* _EXTRACT TO READ_:
==================================================

But the short answer is yes - that's why I said some of them are hardly siblings. I didn't say all of them were hardly siblings. What I did say is that, all of them, in general, are hardly this big, happy family. They're more like a friend clique - some of them are obviously closer to others, and some of them are, for the most part, linked by their mutual bonds with the others in the group rather than with a specific member themselves.
The long one is that your criteria for their being siblings is not as technical as it is subjective, and still the wrong basis for judging the nature of a relationship. I already tackled why having the same parent figure is not tantamount to making them siblings, but you offered another argument for why they should, so let's talk about that.
I, for one, don't think that growing up under similar contexts in the same place with the same mentor/father figure and forming the same principles is what makes 2 people siblings. I also think 2 people can forge a sibling bond without having grown up under similar contexts in the same place with the same mentor/father figure and principles. Because, again, the basis for their connection should be that connection itself; their interactions with each other and how they treat each other, and the place they regard in their lives. It is not about the circumstances of their upbringing or the number of found family members with whom they share a mutual relationship. It's like I said - the beauty in found family is the delibracy, the intentionality, in choosing who they have a connection with. It is not about being born into a role you are predicated by obligation to fulfill because of certain societal labels (i.e. you are his child, so you have to treat the rest of his children as your siblings). Nor is it about being chosen to be in the same shoes someone else was before you, like since you're Robin and have been raised by the same mentor/father figure with the same principles, and because you have part of your mentor with you in some way, all who have been raised this way must be your brothers. Steph was Robin too. She was also Batgirl. She's been raised and trained under the same mentor who raised Tim and Cass. Sure you can interpret them as siblings, but again, the point is that they don't have to be. They are not limited to that. The ambiguity of found family relationships is a beautiful thing.
There are other examples - but I wrote them haphazardly lmao it's also hard for me to read. But anyway, even with your criteria, many of them did not grow up together. You can say that somewhat on a surface level, but they didn't really do much of their growing up with each other. Cass was already 17 when she met Batman and became Babs' student. Her solo mostly fleshed out her relationship with Babs, Steph and Batman, and somewhat Dick and Tim. But right after that they made her a villain, and there are comic panels out there where she picks at the seams of Tim and Bruce's relationship. She also hurts them quite a bit. (It's been retconned, and honestly many of us just pretend it never happened, but, well. If canon is going to be your basis someone can just as easily argue that Cass doesn't deserve sibling titles either.)
Jason hardly grew up with any of them, save for maybe Dick. Even then he was only Robin for a few years before his death, and it was only after he decided to come back to Gotham for good that he met practically everyone after him. Cass was already an adult when they met. The relationship between them is also hardly developed.

==================================================

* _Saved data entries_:
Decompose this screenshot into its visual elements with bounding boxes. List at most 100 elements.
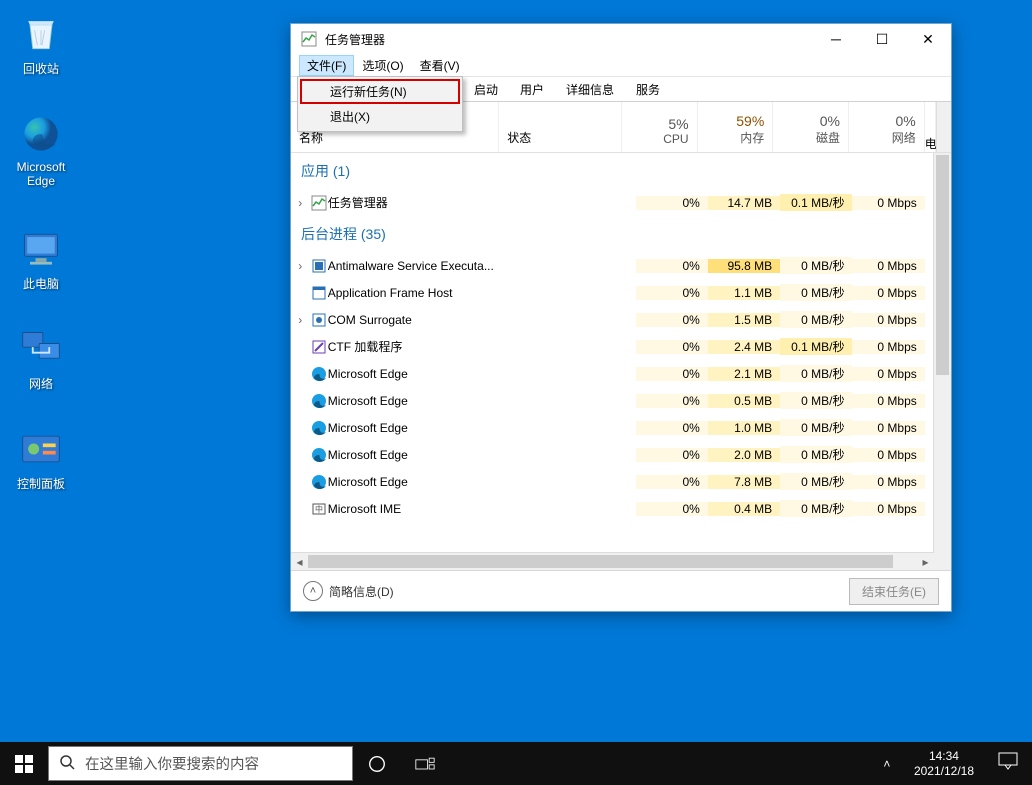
process-name: Antimalware Service Executa...: [328, 259, 520, 273]
task-manager-window: 任务管理器 ─ ☐ ✕ 文件(F) 选项(O) 查看(V) 运行新任务(N) 退…: [290, 23, 952, 612]
close-button[interactable]: ✕: [905, 24, 951, 54]
col-disk[interactable]: 0% 磁盘: [773, 102, 849, 152]
process-icon: [309, 420, 327, 436]
fewer-details-label: 简略信息(D): [329, 583, 394, 600]
network-cell: 0 Mbps: [852, 502, 924, 516]
network-cell: 0 Mbps: [852, 394, 924, 408]
col-network[interactable]: 0% 网络: [849, 102, 925, 152]
fewer-details-button[interactable]: ˄ 简略信息(D): [303, 581, 394, 601]
network-cell: 0 Mbps: [852, 286, 924, 300]
hscroll-right-arrow[interactable]: ▸: [917, 555, 934, 569]
desktop-icon-recycle-bin[interactable]: 回收站: [3, 10, 79, 77]
col-power[interactable]: 电: [925, 102, 936, 152]
action-bar: ˄ 简略信息(D) 结束任务(E): [291, 570, 951, 611]
expand-toggle[interactable]: ›: [291, 259, 309, 273]
horizontal-scrollbar-thumb[interactable]: [308, 555, 893, 568]
process-row[interactable]: Application Frame Host 0% 1.1 MB 0 MB/秒 …: [291, 279, 934, 306]
process-icon: [309, 366, 327, 382]
memory-cell: 1.1 MB: [708, 286, 780, 300]
process-icon: [309, 195, 327, 211]
menu-file[interactable]: 文件(F): [299, 55, 354, 76]
start-button[interactable]: [0, 742, 48, 785]
cpu-cell: 0%: [636, 286, 708, 300]
col-cpu[interactable]: 5% CPU: [622, 102, 698, 152]
disk-cell: 0 MB/秒: [780, 473, 852, 490]
edge-icon: [17, 110, 65, 158]
file-dropdown: 运行新任务(N) 退出(X): [297, 76, 463, 132]
menu-options[interactable]: 选项(O): [354, 55, 411, 76]
recycle-bin-icon: [17, 10, 65, 58]
desktop-icon-this-pc[interactable]: 此电脑: [3, 225, 79, 292]
cpu-cell: 0%: [636, 259, 708, 273]
cpu-cell: 0%: [636, 367, 708, 381]
search-icon: [49, 754, 85, 774]
disk-cell: 0 MB/秒: [780, 392, 852, 409]
cortana-button[interactable]: [353, 742, 401, 785]
vertical-scrollbar-thumb[interactable]: [936, 155, 949, 375]
process-row[interactable]: › 任务管理器 0% 14.7 MB 0.1 MB/秒 0 Mbps: [291, 189, 934, 216]
process-row[interactable]: 中 Microsoft IME 0% 0.4 MB 0 MB/秒 0 Mbps: [291, 495, 934, 522]
maximize-button[interactable]: ☐: [859, 24, 905, 54]
process-row[interactable]: Microsoft Edge 0% 2.0 MB 0 MB/秒 0 Mbps: [291, 441, 934, 468]
process-name: CTF 加载程序: [328, 338, 520, 355]
titlebar[interactable]: 任务管理器 ─ ☐ ✕: [291, 24, 951, 54]
end-task-button[interactable]: 结束任务(E): [849, 578, 939, 605]
process-icon: [309, 285, 327, 301]
process-row[interactable]: Microsoft Edge 0% 0.5 MB 0 MB/秒 0 Mbps: [291, 387, 934, 414]
tray-overflow-button[interactable]: ˄: [870, 757, 904, 771]
tab-details[interactable]: 详细信息: [555, 77, 625, 102]
col-status[interactable]: 状态: [499, 102, 622, 152]
process-icon: 中: [309, 501, 327, 517]
task-view-button[interactable]: [401, 742, 449, 785]
memory-cell: 95.8 MB: [708, 259, 780, 273]
taskbar-clock[interactable]: 14:34 2021/12/18: [904, 749, 984, 778]
taskbar: 在这里输入你要搜索的内容 ˄ 14:34 2021/12/18: [0, 742, 1032, 785]
search-placeholder: 在这里输入你要搜索的内容: [85, 753, 259, 774]
cpu-cell: 0%: [636, 448, 708, 462]
network-icon: [17, 325, 65, 373]
process-row[interactable]: Microsoft Edge 0% 7.8 MB 0 MB/秒 0 Mbps: [291, 468, 934, 495]
tab-users[interactable]: 用户: [509, 77, 555, 102]
expand-toggle[interactable]: ›: [291, 313, 309, 327]
disk-cell: 0 MB/秒: [780, 311, 852, 328]
taskbar-search[interactable]: 在这里输入你要搜索的内容: [48, 746, 353, 781]
chevron-up-icon: ˄: [303, 581, 323, 601]
clock-date: 2021/12/18: [914, 764, 974, 778]
tab-startup[interactable]: 启动: [463, 77, 509, 102]
process-icon: [309, 312, 327, 328]
network-cell: 0 Mbps: [852, 475, 924, 489]
menu-run-new-task[interactable]: 运行新任务(N): [300, 79, 460, 104]
process-row[interactable]: Microsoft Edge 0% 2.1 MB 0 MB/秒 0 Mbps: [291, 360, 934, 387]
memory-cell: 14.7 MB: [708, 196, 780, 210]
process-row[interactable]: › Antimalware Service Executa... 0% 95.8…: [291, 252, 934, 279]
process-row[interactable]: › COM Surrogate 0% 1.5 MB 0 MB/秒 0 Mbps: [291, 306, 934, 333]
vertical-scrollbar[interactable]: [933, 153, 951, 553]
cpu-cell: 0%: [636, 313, 708, 327]
process-icon: [309, 393, 327, 409]
network-cell: 0 Mbps: [852, 448, 924, 462]
clock-time: 14:34: [914, 749, 974, 763]
memory-cell: 2.0 MB: [708, 448, 780, 462]
menu-view[interactable]: 查看(V): [412, 55, 468, 76]
tab-services[interactable]: 服务: [625, 77, 671, 102]
process-row[interactable]: Microsoft Edge 0% 1.0 MB 0 MB/秒 0 Mbps: [291, 414, 934, 441]
minimize-button[interactable]: ─: [813, 24, 859, 54]
hscroll-left-arrow[interactable]: ◂: [291, 555, 308, 569]
network-cell: 0 Mbps: [852, 340, 924, 354]
edge-label: Microsoft Edge: [3, 160, 79, 188]
cpu-cell: 0%: [636, 421, 708, 435]
expand-toggle[interactable]: ›: [291, 196, 309, 210]
desktop-icon-control-panel[interactable]: 控制面板: [3, 425, 79, 492]
memory-cell: 1.5 MB: [708, 313, 780, 327]
desktop-icon-network[interactable]: 网络: [3, 325, 79, 392]
process-name: Application Frame Host: [328, 286, 520, 300]
horizontal-scrollbar[interactable]: ◂ ▸: [291, 552, 934, 570]
col-memory[interactable]: 59% 内存: [698, 102, 774, 152]
group-apps: 应用 (1): [291, 153, 934, 189]
menu-exit[interactable]: 退出(X): [300, 104, 460, 129]
desktop-icon-edge[interactable]: Microsoft Edge: [3, 110, 79, 188]
process-row[interactable]: CTF 加载程序 0% 2.4 MB 0.1 MB/秒 0 Mbps: [291, 333, 934, 360]
notifications-icon: [998, 752, 1018, 770]
notifications-button[interactable]: [984, 752, 1032, 775]
cpu-cell: 0%: [636, 475, 708, 489]
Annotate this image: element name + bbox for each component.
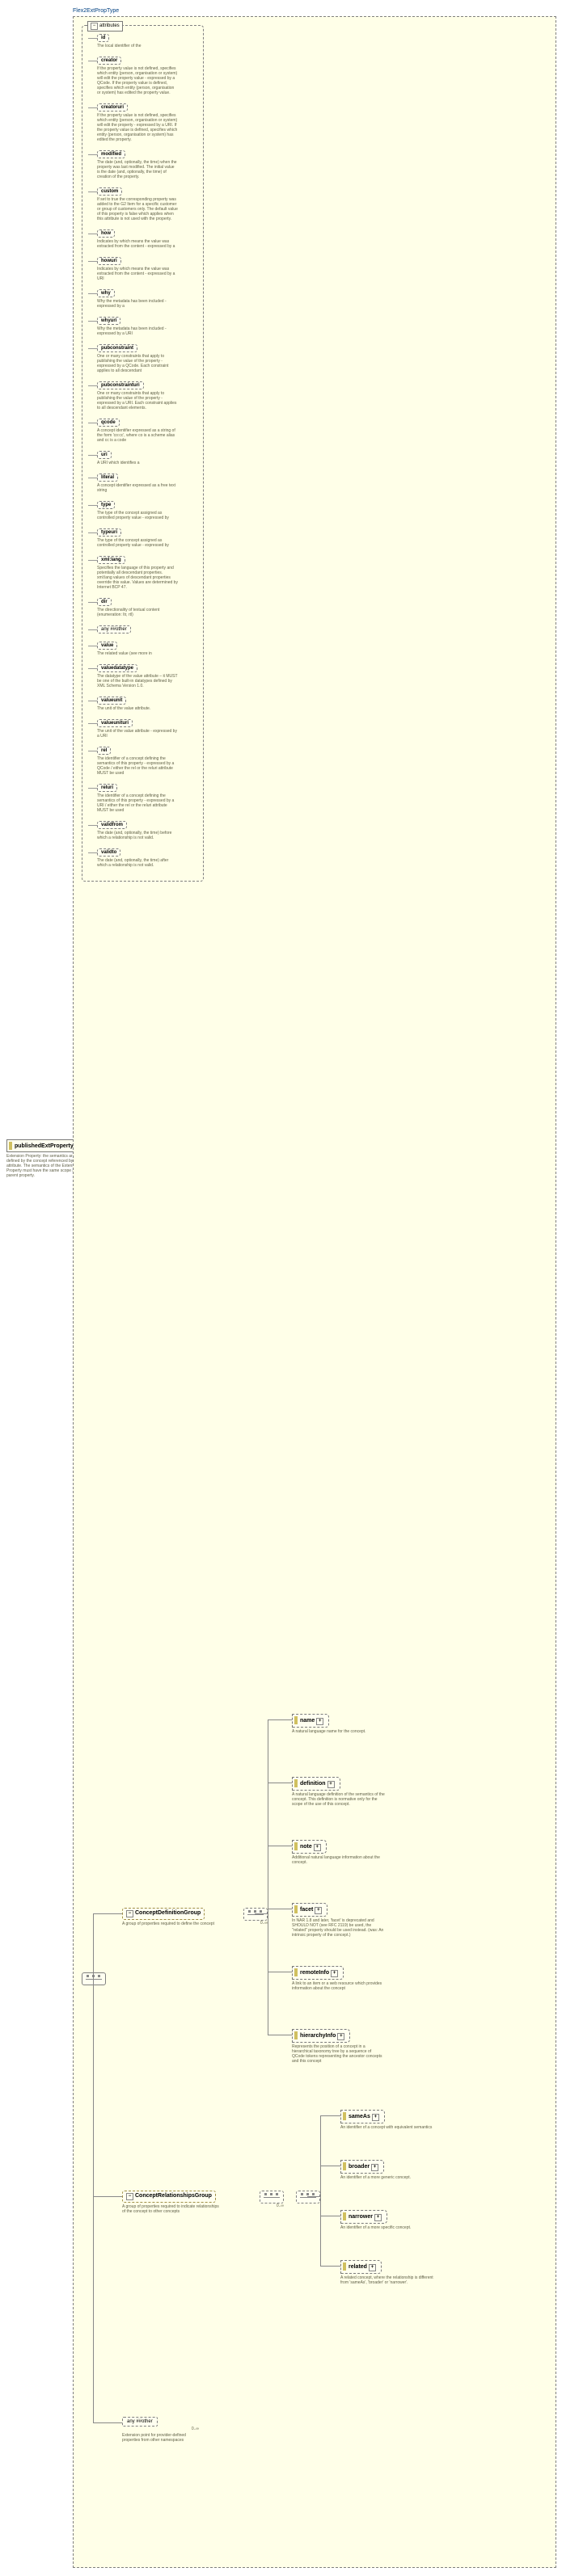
attr-validto: validtoThe date (and, optionally, the ti… bbox=[97, 848, 198, 868]
attr-xml:lang: xml:langSpecifies the language of this p… bbox=[97, 556, 198, 590]
attr-why: whyWhy the metadata has been included - … bbox=[97, 289, 198, 309]
attr-any_other: any ##other bbox=[97, 625, 198, 633]
type-container: −attributes idThe local identifier of th… bbox=[73, 16, 556, 2568]
attr-value: valueThe related value (see more in bbox=[97, 642, 198, 656]
attr-howuri: howuriIndicates by which means the value… bbox=[97, 257, 198, 281]
attr-typeuri: typeuriThe type of the concept assigned … bbox=[97, 528, 198, 548]
any-other-element: any ##other 0..∞ Extension point for pro… bbox=[122, 2417, 199, 2443]
attr-validfrom: validfromThe date (and, optionally, the … bbox=[97, 821, 198, 840]
attr-valuedatatype: valuedatatypeThe datatype of the value a… bbox=[97, 664, 198, 688]
concept-rel-desc: A group of properties required to indica… bbox=[122, 2204, 219, 2214]
attr-id: idThe local identifier of the bbox=[97, 34, 198, 48]
concept-def-seq: 0..∞ bbox=[243, 1908, 268, 1926]
attr-qcode: qcodeA concept identifier expressed as a… bbox=[97, 419, 198, 443]
attr-whyuri: whyuriWhy the metadata has been included… bbox=[97, 317, 198, 336]
concept-rel-child-related: related+A related concept, where the rel… bbox=[340, 2260, 433, 2285]
type-name: Flex2ExtPropType bbox=[73, 8, 575, 14]
concept-def-child-remoteInfo: remoteInfo+A link to an item or a web re… bbox=[292, 1966, 385, 1991]
attr-how: howIndicates by which means the value wa… bbox=[97, 229, 198, 249]
attr-custom: customIf set to true the corresponding p… bbox=[97, 187, 198, 221]
attr-literal: literalA concept identifier expressed as… bbox=[97, 474, 198, 493]
concept-rel-choice bbox=[296, 2191, 320, 2203]
concept-rel-child-broader: broader+An identifier of a more generic … bbox=[340, 2160, 411, 2180]
concept-rel-child-sameAs: sameAs+An identifier of a concept with e… bbox=[340, 2110, 432, 2130]
attr-valueunit: valueunitThe unit of the value attribute… bbox=[97, 697, 198, 711]
attr-pubconstraint: pubconstraintOne or many constraints tha… bbox=[97, 344, 198, 373]
attributes-header[interactable]: −attributes bbox=[87, 21, 123, 32]
concept-definition-group: −ConceptDefinitionGroup A group of prope… bbox=[122, 1908, 214, 1926]
attr-creatoruri: creatoruriIf the property value is not d… bbox=[97, 103, 198, 142]
attributes-box: −attributes idThe local identifier of th… bbox=[82, 25, 204, 882]
main-sequence bbox=[82, 1972, 106, 1985]
attr-reluri: reluriThe identifier of a concept defini… bbox=[97, 784, 198, 813]
concept-rel-child-narrower: narrower+An identifier of a more specifi… bbox=[340, 2210, 411, 2230]
concept-def-child-hierarchyInfo: hierarchyInfo+Represents the position of… bbox=[292, 2029, 385, 2064]
concept-def-child-facet: facet+In NAR 1.8 and later, 'facet' is d… bbox=[292, 1903, 385, 1938]
attr-creator: creatorIf the property value is not defi… bbox=[97, 57, 198, 95]
attr-modified: modifiedThe date (and, optionally, the t… bbox=[97, 150, 198, 179]
attr-uri: uriA URI which identifies a bbox=[97, 451, 198, 465]
attr-valueunituri: valueunituriThe unit of the value attrib… bbox=[97, 719, 198, 739]
attr-dir: dirThe directionality of textual content… bbox=[97, 598, 198, 617]
concept-rel-seq: 0..∞ bbox=[260, 2191, 284, 2208]
concept-def-child-note: note+Additional natural language informa… bbox=[292, 1840, 385, 1865]
concept-def-child-name: name+A natural language name for the con… bbox=[292, 1714, 365, 1734]
attr-rel: relThe identifier of a concept defining … bbox=[97, 747, 198, 776]
concept-relationships-group: −ConceptRelationshipsGroup A group of pr… bbox=[122, 2191, 219, 2214]
attr-type: typeThe type of the concept assigned as … bbox=[97, 501, 198, 520]
concept-def-child-definition: definition+A natural language definition… bbox=[292, 1777, 385, 1807]
root-label: publishedExtProperty bbox=[15, 1143, 74, 1149]
attr-pubconstrainturi: pubconstrainturiOne or many constraints … bbox=[97, 381, 198, 410]
concept-def-desc: A group of properties required to define… bbox=[122, 1921, 214, 1926]
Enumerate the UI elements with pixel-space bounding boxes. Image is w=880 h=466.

==================================================

* _WHAT TO DO_:
a. Quote the passage on found family between "But the short" and "talk about that.", inclusive.
b. Answer these questions from the passage on found family:
(i) How old was Cass when she met Batman?
(ii) Besides Robin, what other role does the passage say Steph held?
(iii) Which character does the passage name as the one Jason may have grown up with?
c. Write what follows the final sentence of the passage on found family.

* _EXPECTED ANSWERS_:
a.
But the short answer is yes - that's why I said some of them are hardly siblings. I didn't say all of them were hardly siblings. What I did say is that, all of them, in general, are hardly this big, happy family. They're more like a friend clique - some of them are obviously closer to others, and some of them are, for the most part, linked by their mutual bonds with the others in the group rather than with a specific member themselves.
The long one is that your criteria for their being siblings is not as technical as it is subjective, and still the wrong basis for judging the nature of a relationship. I already tackled why having the same parent figure is not tantamount to making them siblings, but you offered another argument for why they should, so let's talk about that.

b.
(i) 17
(ii) Batgirl
(iii) Dick

c.
Duke is pretty new, and honestly, many of them are done growing up. But thus far only his relationship with Steph and Cass really has some real weight to it in canon. There are interactions between him and the other brothers, but I wouldn't say he's grown up with them either. In Batman vs. the Monster Men (?) Tim "dies" and although Duke knows the weight it has for Bruce, Dick and the others, he also somewhat acknowledges that he doesn't know the pain they're going through because he doesn't have that same bond they do.
Jason and Damian also arguably had similar upbringings, having both gone through Talia and Bruce's tutelage. That didn't automatically qualify their relationship for sibling status - in fact, in one of their first meetings in Battle of the Cowl, Jason injures Damian quite a bit. So I stand by the fact that that is not what made them brothers. Even though I want them to be brothers, there's still room to improve their relationship in canon as well.
Cass and Damian have potential, but they still have a long way to go if you really wanna develop their relationship. DC barely lets them interact. Like I said, they're more like a friend group - some closer to others, some bonded by mutual bonds, but not defined by them.
And yeah, even though Jason didn't grow up for long with Dick, and even though Jason is probably the furthest Robin from being Bruce, I still think they're brothers because of how they interact with each other. Even though Cass didn't grow up long with Tim and in the past also committed actions that drove them apart, I still think they're siblings because of how they treat each other now. I love Duke and I'm rooting for him forming bonds with all of them, but right now, it's going to take more work than having the same ethics, morals and mannerisms as Batman, or "growing up" (honestly right now it's just passively existing) with his current family to really make him feel like a brother to the other Robins.
At best, and this is already admittedly true for many of them, having the same mentor and morals/mannerisms from the same father figure can be a catalyst for a connection. But it cannot stand on its own as one. It does not make them siblings. Because again, that's in the choice and the work they put in to make that connection happen.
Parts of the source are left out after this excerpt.